→ **Record extracts**
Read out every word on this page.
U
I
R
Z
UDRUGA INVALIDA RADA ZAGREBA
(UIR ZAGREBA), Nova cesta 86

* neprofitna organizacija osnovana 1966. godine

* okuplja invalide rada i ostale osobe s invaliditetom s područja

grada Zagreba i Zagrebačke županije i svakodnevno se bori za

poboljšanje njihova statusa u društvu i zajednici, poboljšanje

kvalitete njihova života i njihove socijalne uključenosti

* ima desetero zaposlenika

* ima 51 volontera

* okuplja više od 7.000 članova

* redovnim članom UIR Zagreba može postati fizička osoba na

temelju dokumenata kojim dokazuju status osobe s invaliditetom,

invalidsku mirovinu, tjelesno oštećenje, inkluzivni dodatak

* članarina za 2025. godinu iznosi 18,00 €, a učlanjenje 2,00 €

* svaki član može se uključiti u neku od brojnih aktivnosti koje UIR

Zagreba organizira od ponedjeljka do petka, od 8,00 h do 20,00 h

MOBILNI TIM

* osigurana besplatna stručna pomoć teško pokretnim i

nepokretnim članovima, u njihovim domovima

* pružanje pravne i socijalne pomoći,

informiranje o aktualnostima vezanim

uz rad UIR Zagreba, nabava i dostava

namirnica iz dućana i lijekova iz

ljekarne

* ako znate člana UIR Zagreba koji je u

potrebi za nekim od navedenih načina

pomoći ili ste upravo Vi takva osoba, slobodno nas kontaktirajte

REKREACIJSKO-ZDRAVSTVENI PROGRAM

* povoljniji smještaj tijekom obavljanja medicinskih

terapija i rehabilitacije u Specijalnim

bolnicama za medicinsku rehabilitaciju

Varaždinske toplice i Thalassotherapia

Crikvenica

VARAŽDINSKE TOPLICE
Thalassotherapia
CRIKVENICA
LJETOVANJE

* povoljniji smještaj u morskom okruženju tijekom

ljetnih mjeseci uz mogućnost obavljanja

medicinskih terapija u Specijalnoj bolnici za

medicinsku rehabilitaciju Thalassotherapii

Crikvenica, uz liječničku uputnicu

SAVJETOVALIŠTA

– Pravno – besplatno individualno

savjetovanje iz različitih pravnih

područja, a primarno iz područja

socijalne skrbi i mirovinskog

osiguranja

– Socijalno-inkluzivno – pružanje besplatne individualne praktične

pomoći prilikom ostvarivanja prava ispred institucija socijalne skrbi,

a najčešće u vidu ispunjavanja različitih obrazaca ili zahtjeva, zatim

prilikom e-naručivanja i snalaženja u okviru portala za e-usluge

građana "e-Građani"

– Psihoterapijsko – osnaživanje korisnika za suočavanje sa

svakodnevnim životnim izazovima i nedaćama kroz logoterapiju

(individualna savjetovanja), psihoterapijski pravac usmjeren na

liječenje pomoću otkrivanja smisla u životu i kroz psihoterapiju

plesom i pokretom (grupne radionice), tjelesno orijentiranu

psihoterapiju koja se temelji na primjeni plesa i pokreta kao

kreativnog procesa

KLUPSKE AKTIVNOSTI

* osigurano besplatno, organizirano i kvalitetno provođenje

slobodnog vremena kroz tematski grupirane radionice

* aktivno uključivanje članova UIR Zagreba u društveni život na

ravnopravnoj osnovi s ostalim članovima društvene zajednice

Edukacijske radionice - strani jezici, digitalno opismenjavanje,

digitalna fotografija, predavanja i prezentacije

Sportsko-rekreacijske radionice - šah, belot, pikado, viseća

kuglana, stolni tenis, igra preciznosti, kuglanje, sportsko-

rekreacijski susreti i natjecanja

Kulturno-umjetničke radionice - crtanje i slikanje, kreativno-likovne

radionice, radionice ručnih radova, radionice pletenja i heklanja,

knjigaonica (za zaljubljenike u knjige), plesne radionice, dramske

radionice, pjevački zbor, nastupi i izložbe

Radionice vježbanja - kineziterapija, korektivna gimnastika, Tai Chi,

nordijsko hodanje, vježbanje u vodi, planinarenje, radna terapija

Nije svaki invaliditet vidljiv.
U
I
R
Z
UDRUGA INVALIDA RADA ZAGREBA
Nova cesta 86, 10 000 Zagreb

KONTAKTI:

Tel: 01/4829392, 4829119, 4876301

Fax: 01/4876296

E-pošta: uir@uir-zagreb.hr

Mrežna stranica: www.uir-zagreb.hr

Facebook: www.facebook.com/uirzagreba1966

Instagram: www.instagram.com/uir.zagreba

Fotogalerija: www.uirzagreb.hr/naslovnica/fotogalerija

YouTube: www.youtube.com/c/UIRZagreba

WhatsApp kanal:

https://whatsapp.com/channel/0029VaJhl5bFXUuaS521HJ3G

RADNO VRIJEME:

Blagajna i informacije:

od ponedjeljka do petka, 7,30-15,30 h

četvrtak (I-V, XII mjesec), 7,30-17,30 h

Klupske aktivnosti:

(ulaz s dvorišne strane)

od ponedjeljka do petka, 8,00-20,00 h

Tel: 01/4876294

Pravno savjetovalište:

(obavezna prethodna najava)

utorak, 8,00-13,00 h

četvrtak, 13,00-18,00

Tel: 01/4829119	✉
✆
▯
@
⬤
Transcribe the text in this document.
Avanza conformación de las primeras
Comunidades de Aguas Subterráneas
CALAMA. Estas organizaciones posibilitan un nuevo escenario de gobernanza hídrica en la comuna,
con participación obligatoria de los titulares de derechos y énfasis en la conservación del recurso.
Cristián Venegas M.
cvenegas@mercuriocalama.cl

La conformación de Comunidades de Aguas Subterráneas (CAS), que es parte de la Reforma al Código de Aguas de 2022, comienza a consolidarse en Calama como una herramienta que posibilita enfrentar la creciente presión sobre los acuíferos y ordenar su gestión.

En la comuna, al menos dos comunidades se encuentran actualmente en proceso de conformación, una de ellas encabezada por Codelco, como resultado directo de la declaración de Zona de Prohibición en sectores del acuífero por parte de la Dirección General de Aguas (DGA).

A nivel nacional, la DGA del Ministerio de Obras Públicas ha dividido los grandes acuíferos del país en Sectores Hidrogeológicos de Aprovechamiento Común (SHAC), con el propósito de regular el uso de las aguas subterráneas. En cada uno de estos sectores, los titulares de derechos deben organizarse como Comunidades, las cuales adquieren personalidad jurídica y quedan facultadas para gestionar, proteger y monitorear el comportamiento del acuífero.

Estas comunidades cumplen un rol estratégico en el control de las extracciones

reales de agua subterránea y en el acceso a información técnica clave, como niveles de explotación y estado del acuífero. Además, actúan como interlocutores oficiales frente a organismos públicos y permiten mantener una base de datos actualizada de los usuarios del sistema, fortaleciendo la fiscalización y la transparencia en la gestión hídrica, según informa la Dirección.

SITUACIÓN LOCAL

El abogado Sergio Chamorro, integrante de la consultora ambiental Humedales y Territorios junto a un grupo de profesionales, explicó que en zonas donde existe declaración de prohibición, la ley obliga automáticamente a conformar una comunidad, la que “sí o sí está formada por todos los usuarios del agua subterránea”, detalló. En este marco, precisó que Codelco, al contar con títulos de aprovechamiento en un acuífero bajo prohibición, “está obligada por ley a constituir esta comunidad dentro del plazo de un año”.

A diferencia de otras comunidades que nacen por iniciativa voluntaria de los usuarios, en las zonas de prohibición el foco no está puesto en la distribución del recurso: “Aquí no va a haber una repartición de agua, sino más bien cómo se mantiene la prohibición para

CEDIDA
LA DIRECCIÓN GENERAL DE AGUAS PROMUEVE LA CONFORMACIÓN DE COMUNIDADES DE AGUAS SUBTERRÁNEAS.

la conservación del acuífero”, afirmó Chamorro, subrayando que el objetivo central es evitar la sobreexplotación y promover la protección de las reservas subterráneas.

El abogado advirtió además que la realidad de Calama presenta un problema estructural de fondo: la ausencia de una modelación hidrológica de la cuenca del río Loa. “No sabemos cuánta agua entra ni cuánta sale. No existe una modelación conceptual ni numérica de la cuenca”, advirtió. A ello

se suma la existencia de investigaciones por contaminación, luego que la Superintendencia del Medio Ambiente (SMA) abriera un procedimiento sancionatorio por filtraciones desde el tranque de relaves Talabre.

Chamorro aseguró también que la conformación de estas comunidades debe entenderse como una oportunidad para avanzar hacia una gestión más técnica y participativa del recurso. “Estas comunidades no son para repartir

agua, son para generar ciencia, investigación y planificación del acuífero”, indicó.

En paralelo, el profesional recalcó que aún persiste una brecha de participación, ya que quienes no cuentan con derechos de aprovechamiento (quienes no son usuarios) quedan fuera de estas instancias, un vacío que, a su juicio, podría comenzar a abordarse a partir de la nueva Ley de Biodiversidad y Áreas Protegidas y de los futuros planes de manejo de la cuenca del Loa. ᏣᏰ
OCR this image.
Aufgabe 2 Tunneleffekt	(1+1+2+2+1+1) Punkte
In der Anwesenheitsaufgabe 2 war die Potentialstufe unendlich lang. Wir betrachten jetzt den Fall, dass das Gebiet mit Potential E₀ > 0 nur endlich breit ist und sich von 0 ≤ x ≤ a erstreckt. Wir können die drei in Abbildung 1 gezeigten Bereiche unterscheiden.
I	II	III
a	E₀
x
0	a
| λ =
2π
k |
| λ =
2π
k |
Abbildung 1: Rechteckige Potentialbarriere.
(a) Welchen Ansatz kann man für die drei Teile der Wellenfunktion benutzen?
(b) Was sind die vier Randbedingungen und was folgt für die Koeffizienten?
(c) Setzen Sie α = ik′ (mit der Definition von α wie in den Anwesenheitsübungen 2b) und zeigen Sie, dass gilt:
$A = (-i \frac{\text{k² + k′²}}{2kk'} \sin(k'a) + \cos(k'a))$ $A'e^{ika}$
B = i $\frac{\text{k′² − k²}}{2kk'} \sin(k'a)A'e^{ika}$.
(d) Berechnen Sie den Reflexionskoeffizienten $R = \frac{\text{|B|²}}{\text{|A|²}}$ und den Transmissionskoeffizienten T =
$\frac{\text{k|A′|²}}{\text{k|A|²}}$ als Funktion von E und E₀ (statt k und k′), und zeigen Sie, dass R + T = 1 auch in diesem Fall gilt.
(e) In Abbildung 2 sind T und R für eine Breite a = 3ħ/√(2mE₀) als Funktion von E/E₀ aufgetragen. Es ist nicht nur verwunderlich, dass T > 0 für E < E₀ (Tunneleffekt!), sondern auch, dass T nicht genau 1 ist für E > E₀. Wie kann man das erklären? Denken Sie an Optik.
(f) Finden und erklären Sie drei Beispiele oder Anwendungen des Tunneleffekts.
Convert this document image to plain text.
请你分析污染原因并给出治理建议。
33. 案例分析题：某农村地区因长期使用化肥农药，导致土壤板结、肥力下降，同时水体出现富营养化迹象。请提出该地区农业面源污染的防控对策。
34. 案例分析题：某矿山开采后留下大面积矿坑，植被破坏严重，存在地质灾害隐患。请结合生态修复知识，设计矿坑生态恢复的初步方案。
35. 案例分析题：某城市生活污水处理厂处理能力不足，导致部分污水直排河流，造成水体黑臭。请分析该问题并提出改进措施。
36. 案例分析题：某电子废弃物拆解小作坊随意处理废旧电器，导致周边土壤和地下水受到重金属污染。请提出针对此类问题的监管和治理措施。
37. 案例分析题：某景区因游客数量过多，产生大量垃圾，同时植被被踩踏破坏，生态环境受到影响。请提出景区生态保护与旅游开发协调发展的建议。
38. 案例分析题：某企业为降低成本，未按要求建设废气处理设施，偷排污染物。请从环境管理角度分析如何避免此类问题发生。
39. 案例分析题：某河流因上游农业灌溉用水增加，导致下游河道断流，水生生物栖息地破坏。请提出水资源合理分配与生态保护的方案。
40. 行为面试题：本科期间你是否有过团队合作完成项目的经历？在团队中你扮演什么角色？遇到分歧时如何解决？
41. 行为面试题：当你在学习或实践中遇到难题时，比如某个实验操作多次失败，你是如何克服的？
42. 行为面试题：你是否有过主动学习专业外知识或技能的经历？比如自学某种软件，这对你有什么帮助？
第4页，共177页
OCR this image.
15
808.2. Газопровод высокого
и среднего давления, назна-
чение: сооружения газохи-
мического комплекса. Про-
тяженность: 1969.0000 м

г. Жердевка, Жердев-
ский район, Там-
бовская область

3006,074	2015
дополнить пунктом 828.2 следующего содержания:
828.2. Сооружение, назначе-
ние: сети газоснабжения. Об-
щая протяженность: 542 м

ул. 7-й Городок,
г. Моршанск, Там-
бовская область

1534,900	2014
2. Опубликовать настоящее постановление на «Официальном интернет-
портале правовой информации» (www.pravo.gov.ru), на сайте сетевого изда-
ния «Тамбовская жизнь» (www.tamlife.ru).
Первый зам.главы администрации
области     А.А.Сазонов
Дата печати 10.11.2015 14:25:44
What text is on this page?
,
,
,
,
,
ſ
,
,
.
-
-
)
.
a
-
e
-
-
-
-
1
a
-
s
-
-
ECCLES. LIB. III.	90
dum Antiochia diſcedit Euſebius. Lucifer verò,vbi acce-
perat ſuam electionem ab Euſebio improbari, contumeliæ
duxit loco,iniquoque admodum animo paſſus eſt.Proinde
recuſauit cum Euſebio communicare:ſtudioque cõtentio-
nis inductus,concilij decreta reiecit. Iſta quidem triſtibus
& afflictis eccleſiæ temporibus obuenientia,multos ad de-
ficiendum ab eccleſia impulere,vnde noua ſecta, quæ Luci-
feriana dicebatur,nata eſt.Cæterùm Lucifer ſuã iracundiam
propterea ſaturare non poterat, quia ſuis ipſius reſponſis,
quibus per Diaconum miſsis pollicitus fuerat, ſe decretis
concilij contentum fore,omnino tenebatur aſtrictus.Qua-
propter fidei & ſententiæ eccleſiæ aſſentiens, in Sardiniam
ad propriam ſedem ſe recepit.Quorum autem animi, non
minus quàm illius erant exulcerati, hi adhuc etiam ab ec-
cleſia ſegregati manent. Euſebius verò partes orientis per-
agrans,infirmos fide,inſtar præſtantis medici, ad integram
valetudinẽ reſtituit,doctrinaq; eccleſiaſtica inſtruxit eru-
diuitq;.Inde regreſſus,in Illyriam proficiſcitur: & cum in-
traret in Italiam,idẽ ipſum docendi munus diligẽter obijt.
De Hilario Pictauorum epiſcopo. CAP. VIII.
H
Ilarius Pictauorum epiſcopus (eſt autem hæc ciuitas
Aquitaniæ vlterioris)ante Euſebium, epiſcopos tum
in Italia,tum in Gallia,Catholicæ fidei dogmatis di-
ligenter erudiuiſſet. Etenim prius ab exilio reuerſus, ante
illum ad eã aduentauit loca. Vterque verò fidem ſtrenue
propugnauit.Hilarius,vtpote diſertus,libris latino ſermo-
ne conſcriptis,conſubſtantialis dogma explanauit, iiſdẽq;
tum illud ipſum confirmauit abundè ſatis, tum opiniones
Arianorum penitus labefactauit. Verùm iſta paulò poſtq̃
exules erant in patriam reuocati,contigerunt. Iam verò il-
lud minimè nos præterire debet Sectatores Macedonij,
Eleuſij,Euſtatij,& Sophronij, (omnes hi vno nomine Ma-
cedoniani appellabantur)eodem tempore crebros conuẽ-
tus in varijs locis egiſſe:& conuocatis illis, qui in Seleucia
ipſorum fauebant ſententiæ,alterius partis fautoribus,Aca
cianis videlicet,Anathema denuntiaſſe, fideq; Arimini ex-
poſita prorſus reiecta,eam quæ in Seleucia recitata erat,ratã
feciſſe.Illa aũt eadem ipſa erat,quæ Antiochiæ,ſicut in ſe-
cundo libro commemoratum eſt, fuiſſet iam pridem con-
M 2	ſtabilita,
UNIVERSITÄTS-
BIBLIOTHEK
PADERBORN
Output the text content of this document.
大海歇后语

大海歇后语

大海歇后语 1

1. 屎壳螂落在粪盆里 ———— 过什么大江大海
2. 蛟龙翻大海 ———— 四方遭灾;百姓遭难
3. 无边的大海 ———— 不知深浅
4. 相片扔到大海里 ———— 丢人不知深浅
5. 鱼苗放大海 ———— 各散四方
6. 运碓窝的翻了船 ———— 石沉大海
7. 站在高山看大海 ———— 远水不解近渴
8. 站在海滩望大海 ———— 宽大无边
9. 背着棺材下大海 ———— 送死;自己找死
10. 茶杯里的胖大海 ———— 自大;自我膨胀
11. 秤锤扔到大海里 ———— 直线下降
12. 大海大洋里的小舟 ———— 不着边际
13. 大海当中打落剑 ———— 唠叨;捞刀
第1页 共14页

→ **Given instruction**
Copy out every line with the word "fidei".

→ **Task solution**
propter fidei & ſententiæ eccleſiæ aſſentiens, in Sardiniam
in Italia,tum in Gallia,Catholicæ fidei dogmatis di-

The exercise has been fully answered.